About this exercise: Copy, from the entries below, each line in which the string "representation" appears.

Supplied data:
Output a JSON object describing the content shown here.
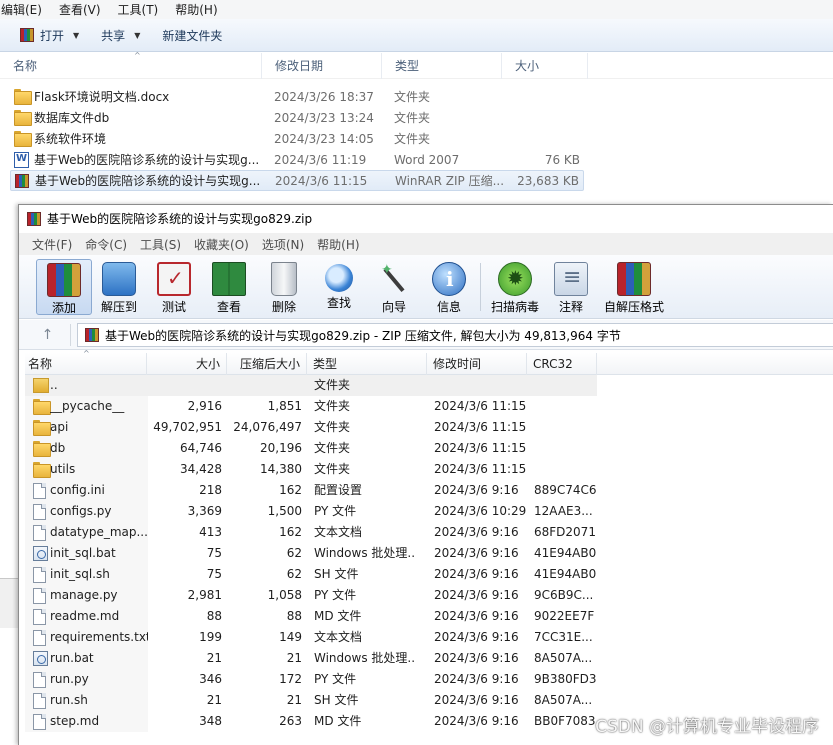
{
  "explorer": {
    "menu": [
      "编辑(E)",
      "查看(V)",
      "工具(T)",
      "帮助(H)"
    ],
    "commands": {
      "open": "打开",
      "share": "共享",
      "new_folder": "新建文件夹"
    },
    "columns": {
      "name": "名称",
      "date": "修改日期",
      "type": "类型",
      "size": "大小"
    },
    "files": [
      {
        "icon": "folder-icon",
        "name": "Flask环境说明文档.docx",
        "date": "2024/3/26 18:37",
        "type": "文件夹",
        "size": ""
      },
      {
        "icon": "folder-icon",
        "name": "数据库文件db",
        "date": "2024/3/23 13:24",
        "type": "文件夹",
        "size": ""
      },
      {
        "icon": "folder-icon",
        "name": "系统软件环境",
        "date": "2024/3/23 14:05",
        "type": "文件夹",
        "size": ""
      },
      {
        "icon": "word-doc-icon",
        "name": "基于Web的医院陪诊系统的设计与实现g...",
        "date": "2024/3/6 11:19",
        "type": "Word 2007",
        "size": "76 KB"
      },
      {
        "icon": "rar-archive-icon",
        "name": "基于Web的医院陪诊系统的设计与实现g...",
        "date": "2024/3/6 11:15",
        "type": "WinRAR ZIP 压缩...",
        "size": "23,683 KB"
      }
    ]
  },
  "winrar": {
    "title": "基于Web的医院陪诊系统的设计与实现go829.zip",
    "menu": [
      "文件(F)",
      "命令(C)",
      "工具(S)",
      "收藏夹(O)",
      "选项(N)",
      "帮助(H)"
    ],
    "toolbar": {
      "add": "添加",
      "extract": "解压到",
      "test": "测试",
      "view": "查看",
      "delete": "删除",
      "find": "查找",
      "wizard": "向导",
      "info": "信息",
      "virus": "扫描病毒",
      "comment": "注释",
      "sfx": "自解压格式"
    },
    "up_arrow": "↑",
    "path": "基于Web的医院陪诊系统的设计与实现go829.zip - ZIP 压缩文件, 解包大小为 49,813,964 字节",
    "columns": {
      "name": "名称",
      "size": "大小",
      "packed": "压缩后大小",
      "type": "类型",
      "modified": "修改时间",
      "crc": "CRC32"
    },
    "rows": [
      {
        "icon": "parent-folder-icon",
        "name": "..",
        "size": "",
        "packed": "",
        "type": "文件夹",
        "modified": "",
        "crc": ""
      },
      {
        "icon": "folder-icon",
        "name": "__pycache__",
        "size": "2,916",
        "packed": "1,851",
        "type": "文件夹",
        "modified": "2024/3/6 11:15",
        "crc": ""
      },
      {
        "icon": "folder-icon",
        "name": "api",
        "size": "49,702,951",
        "packed": "24,076,497",
        "type": "文件夹",
        "modified": "2024/3/6 11:15",
        "crc": ""
      },
      {
        "icon": "folder-icon",
        "name": "db",
        "size": "64,746",
        "packed": "20,196",
        "type": "文件夹",
        "modified": "2024/3/6 11:15",
        "crc": ""
      },
      {
        "icon": "folder-icon",
        "name": "utils",
        "size": "34,428",
        "packed": "14,380",
        "type": "文件夹",
        "modified": "2024/3/6 11:15",
        "crc": ""
      },
      {
        "icon": "config-file-icon",
        "name": "config.ini",
        "size": "218",
        "packed": "162",
        "type": "配置设置",
        "modified": "2024/3/6 9:16",
        "crc": "889C74C6"
      },
      {
        "icon": "document-icon",
        "name": "configs.py",
        "size": "3,369",
        "packed": "1,500",
        "type": "PY 文件",
        "modified": "2024/3/6 10:29",
        "crc": "12AAE3..."
      },
      {
        "icon": "document-icon",
        "name": "datatype_map....",
        "size": "413",
        "packed": "162",
        "type": "文本文档",
        "modified": "2024/3/6 9:16",
        "crc": "68FD2071"
      },
      {
        "icon": "batch-file-icon",
        "name": "init_sql.bat",
        "size": "75",
        "packed": "62",
        "type": "Windows 批处理...",
        "modified": "2024/3/6 9:16",
        "crc": "41E94AB0"
      },
      {
        "icon": "document-icon",
        "name": "init_sql.sh",
        "size": "75",
        "packed": "62",
        "type": "SH 文件",
        "modified": "2024/3/6 9:16",
        "crc": "41E94AB0"
      },
      {
        "icon": "document-icon",
        "name": "manage.py",
        "size": "2,981",
        "packed": "1,058",
        "type": "PY 文件",
        "modified": "2024/3/6 9:16",
        "crc": "9C6B9C..."
      },
      {
        "icon": "document-icon",
        "name": "readme.md",
        "size": "88",
        "packed": "88",
        "type": "MD 文件",
        "modified": "2024/3/6 9:16",
        "crc": "9022EE7F"
      },
      {
        "icon": "document-icon",
        "name": "requirements.txt",
        "size": "199",
        "packed": "149",
        "type": "文本文档",
        "modified": "2024/3/6 9:16",
        "crc": "7CC31E..."
      },
      {
        "icon": "batch-file-icon",
        "name": "run.bat",
        "size": "21",
        "packed": "21",
        "type": "Windows 批处理...",
        "modified": "2024/3/6 9:16",
        "crc": "8A507A..."
      },
      {
        "icon": "document-icon",
        "name": "run.py",
        "size": "346",
        "packed": "172",
        "type": "PY 文件",
        "modified": "2024/3/6 9:16",
        "crc": "9B380FD3"
      },
      {
        "icon": "document-icon",
        "name": "run.sh",
        "size": "21",
        "packed": "21",
        "type": "SH 文件",
        "modified": "2024/3/6 9:16",
        "crc": "8A507A..."
      },
      {
        "icon": "document-icon",
        "name": "step.md",
        "size": "348",
        "packed": "263",
        "type": "MD 文件",
        "modified": "2024/3/6 9:16",
        "crc": "BB0F7083"
      }
    ]
  },
  "watermark": "CSDN @计算机专业毕设程序"
}
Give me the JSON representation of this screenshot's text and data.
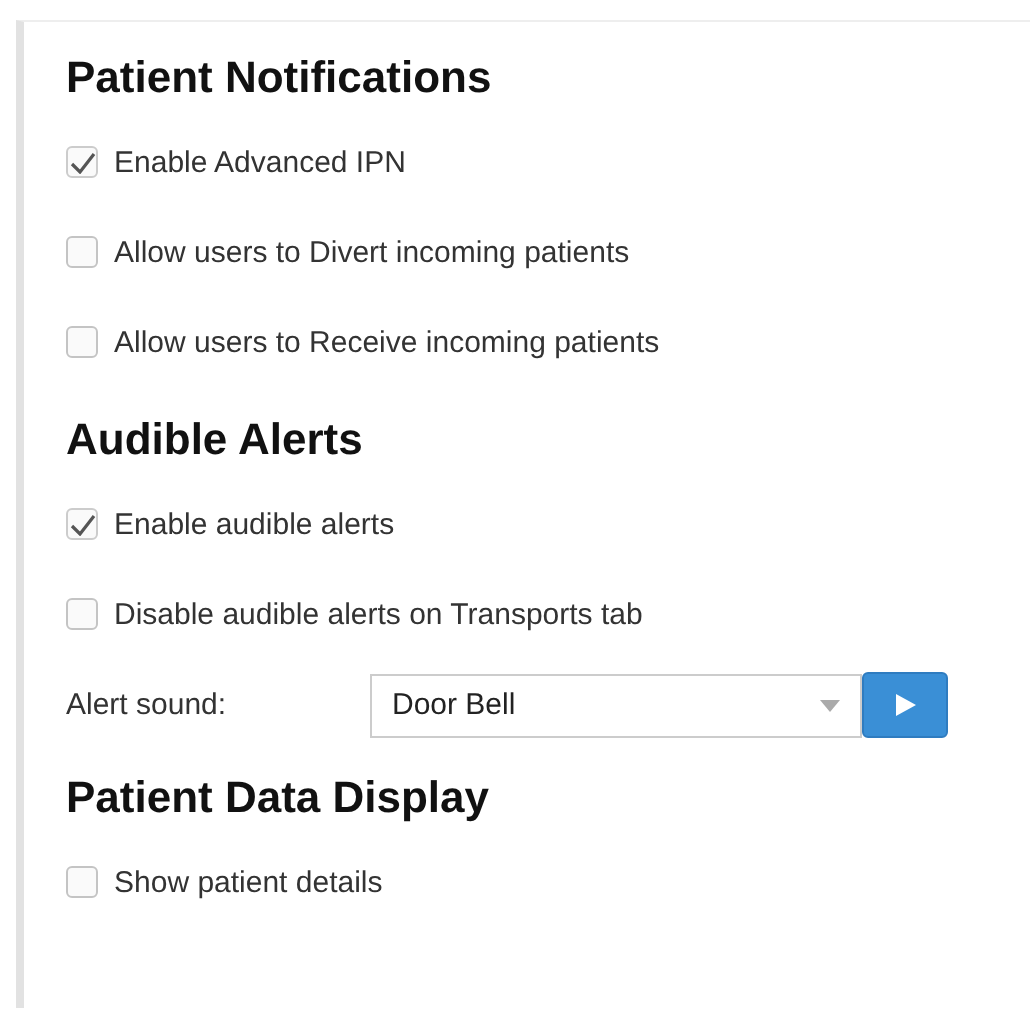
{
  "sections": [
    {
      "title": "Patient Notifications",
      "items": [
        {
          "kind": "checkbox",
          "label": "Enable Advanced IPN",
          "checked": true
        },
        {
          "kind": "checkbox",
          "label": "Allow users to Divert incoming patients",
          "checked": false
        },
        {
          "kind": "checkbox",
          "label": "Allow users to Receive incoming patients",
          "checked": false
        }
      ]
    },
    {
      "title": "Audible Alerts",
      "items": [
        {
          "kind": "checkbox",
          "label": "Enable audible alerts",
          "checked": true
        },
        {
          "kind": "checkbox",
          "label": "Disable audible alerts on Transports tab",
          "checked": false
        },
        {
          "kind": "select",
          "label": "Alert sound:",
          "value": "Door Bell"
        }
      ]
    },
    {
      "title": "Patient Data Display",
      "items": [
        {
          "kind": "checkbox",
          "label": "Show patient details",
          "checked": false
        }
      ]
    }
  ]
}
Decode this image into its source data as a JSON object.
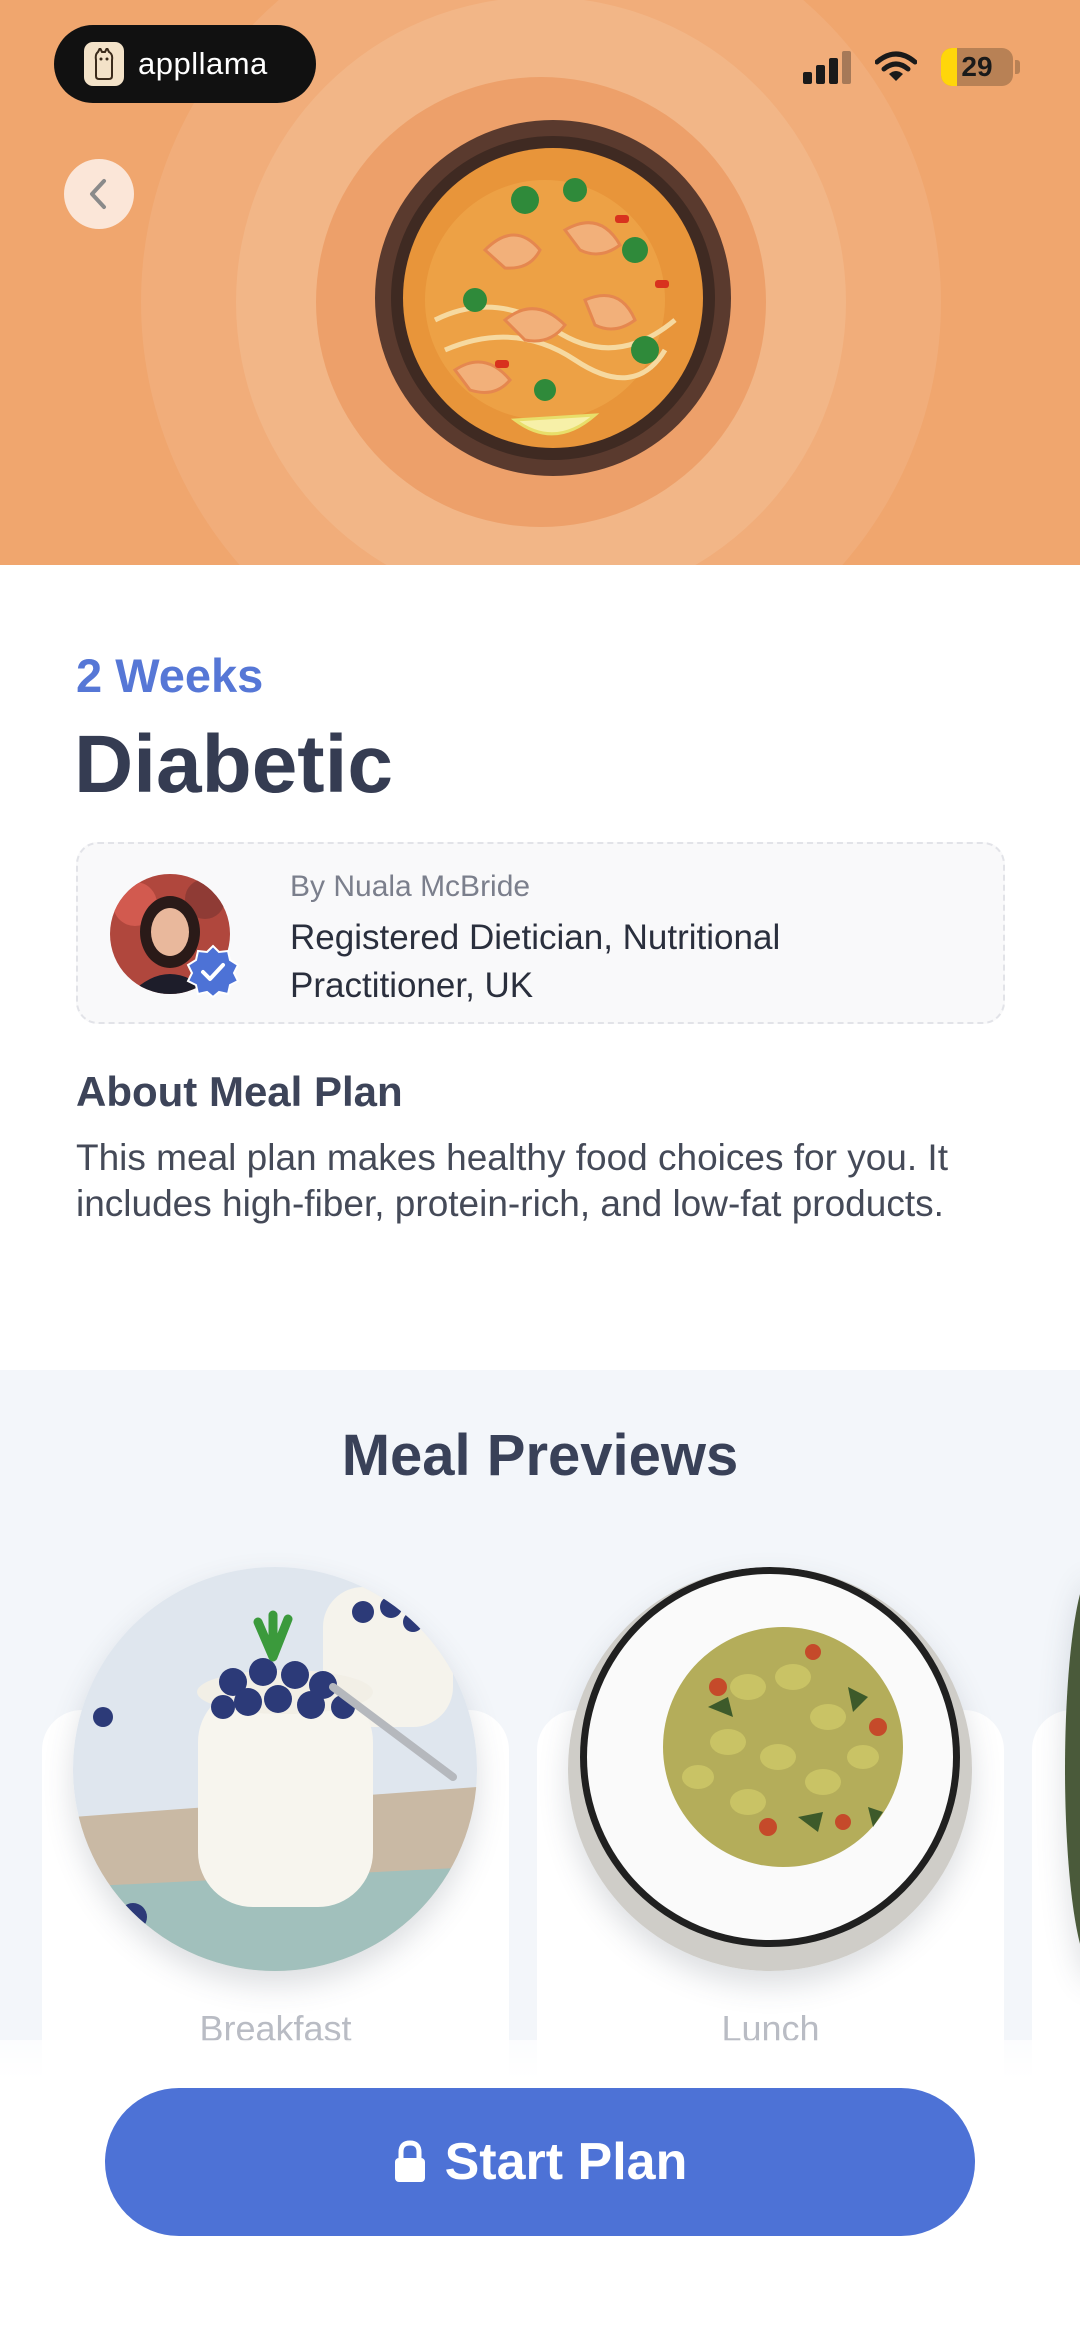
{
  "status_bar": {
    "brand_name": "appllama",
    "battery_level": "29",
    "battery_color": "#ffd60a"
  },
  "hero": {
    "background_color": "#f0a66e",
    "image_icon": "shrimp-curry-bowl",
    "back_icon": "chevron-left-icon"
  },
  "plan": {
    "duration": "2 Weeks",
    "title": "Diabetic",
    "accent_color": "#5677d6"
  },
  "author": {
    "by_line": "By Nuala McBride",
    "credentials": "Registered Dietician, Nutritional Practitioner, UK",
    "verified_icon": "verified-badge-icon"
  },
  "about": {
    "heading": "About Meal Plan",
    "text": "This meal plan makes healthy food choices for you. It includes high-fiber, protein-rich, and low-fat products."
  },
  "previews": {
    "title": "Meal Previews",
    "meals": [
      {
        "label": "Breakfast",
        "image_icon": "blueberry-yogurt-icon"
      },
      {
        "label": "Lunch",
        "image_icon": "gnocchi-bowl-icon"
      }
    ]
  },
  "cta": {
    "label": "Start Plan",
    "icon": "lock-icon",
    "color": "#4d72d6"
  }
}
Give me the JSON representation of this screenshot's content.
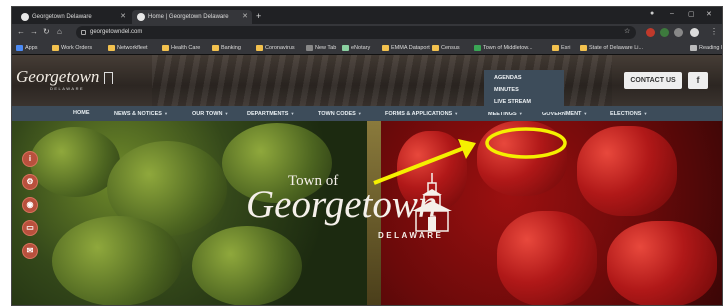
{
  "browser": {
    "tabs": [
      {
        "title": "Georgetown Delaware"
      },
      {
        "title": "Home | Georgetown Delaware"
      }
    ],
    "new_tab": "+",
    "url": "georgetowndel.com",
    "bookmarks": [
      {
        "label": "Apps",
        "color": "#4c8bf5"
      },
      {
        "label": "Work Orders",
        "color": "#f2c14e"
      },
      {
        "label": "Networkfleet",
        "color": "#f2c14e"
      },
      {
        "label": "Health Care",
        "color": "#f2c14e"
      },
      {
        "label": "Banking",
        "color": "#f2c14e"
      },
      {
        "label": "Coronavirus",
        "color": "#f2c14e"
      },
      {
        "label": "New Tab",
        "color": "#888888"
      },
      {
        "label": "eNotary",
        "color": "#8ad0a0"
      },
      {
        "label": "EMMA Dataport",
        "color": "#f2c14e"
      },
      {
        "label": "Census",
        "color": "#f2c14e"
      },
      {
        "label": "Town of Middletow...",
        "color": "#3aa655"
      },
      {
        "label": "Esri",
        "color": "#f2c14e"
      },
      {
        "label": "State of Delaware Li...",
        "color": "#f2c14e"
      },
      {
        "label": "Reading list",
        "color": "#bbbbbb"
      }
    ]
  },
  "site": {
    "logo_text": "Georgetown",
    "logo_subtext": "DELAWARE",
    "contact_button": "CONTACT US",
    "facebook_label": "f",
    "menu": [
      {
        "label": "HOME"
      },
      {
        "label": "NEWS & NOTICES"
      },
      {
        "label": "OUR TOWN"
      },
      {
        "label": "DEPARTMENTS"
      },
      {
        "label": "TOWN CODES"
      },
      {
        "label": "FORMS & APPLICATIONS"
      },
      {
        "label": "MEETINGS"
      },
      {
        "label": "GOVERNMENT"
      },
      {
        "label": "ELECTIONS"
      }
    ],
    "meetings_dropdown": [
      {
        "label": "AGENDAS"
      },
      {
        "label": "MINUTES"
      },
      {
        "label": "LIVE STREAM"
      }
    ],
    "hero": {
      "town_of": "Town of",
      "name": "Georgetown",
      "state": "DELAWARE"
    },
    "side_icons": [
      "info-icon",
      "gear-icon",
      "eye-icon",
      "card-icon",
      "mail-icon"
    ]
  },
  "annotation": {
    "color": "#f5f000",
    "target": "LIVE STREAM"
  }
}
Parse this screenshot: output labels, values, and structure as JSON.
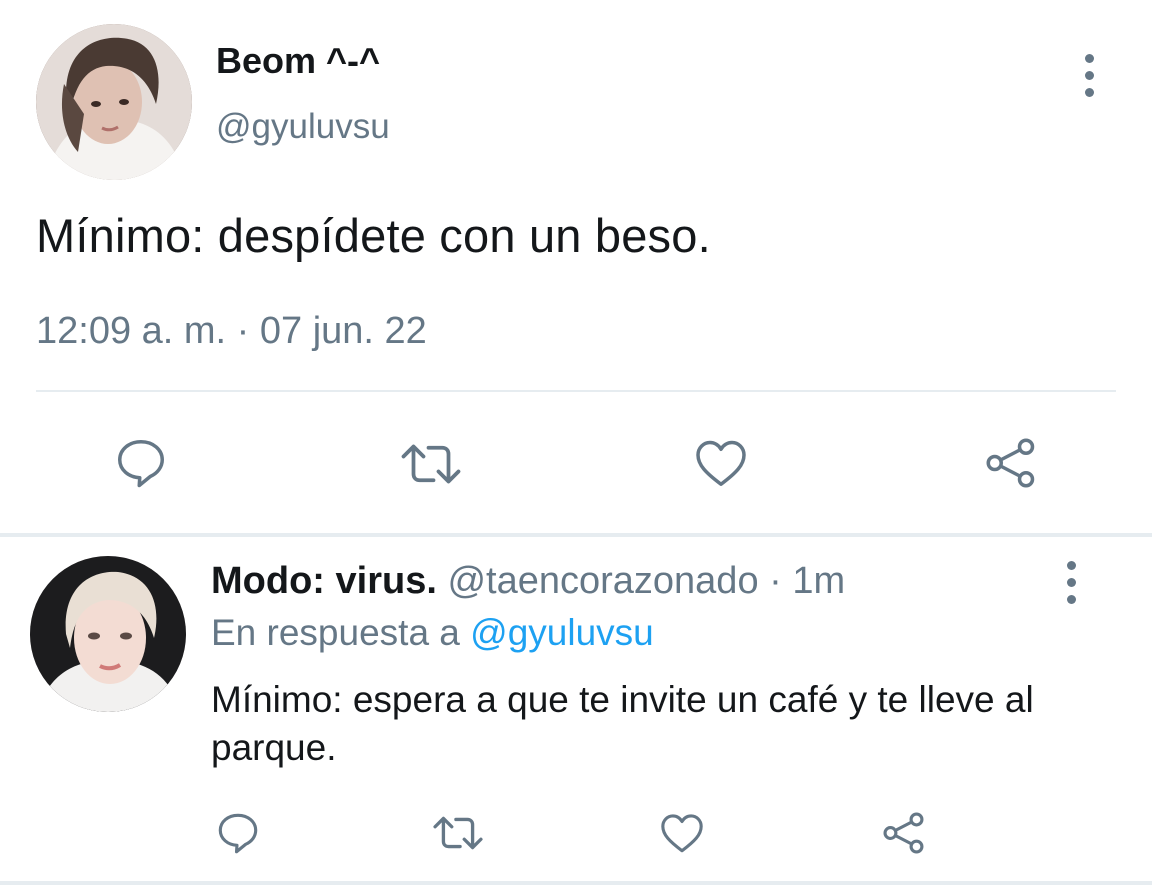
{
  "main_tweet": {
    "display_name": "Beom ^-^",
    "handle": "@gyuluvsu",
    "text": "Mínimo: despídete con un beso.",
    "timestamp": "12:09 a. m. · 07 jun. 22",
    "avatar_icon": "user-avatar-photo",
    "more_icon": "more-vertical-icon",
    "actions": [
      "reply-icon",
      "retweet-icon",
      "like-icon",
      "share-icon"
    ]
  },
  "reply_tweet": {
    "display_name": "Modo: virus.",
    "handle_meta": " @taencorazonado · 1m",
    "reply_to_prefix": "En respuesta a ",
    "reply_to_handle": "@gyuluvsu",
    "text": "Mínimo: espera a que te invite un café y te lleve al parque.",
    "avatar_icon": "user-avatar-photo",
    "more_icon": "more-vertical-icon",
    "actions": [
      "reply-icon",
      "retweet-icon",
      "like-icon",
      "share-icon"
    ]
  },
  "colors": {
    "text_primary": "#14171a",
    "text_secondary": "#657786",
    "link": "#1da1f2",
    "divider": "#e6ecf0",
    "icon": "#657786"
  }
}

Response to the exercise:
Give me the JSON representation of this screenshot's text and data.
Give me the JSON representation of this screenshot's content.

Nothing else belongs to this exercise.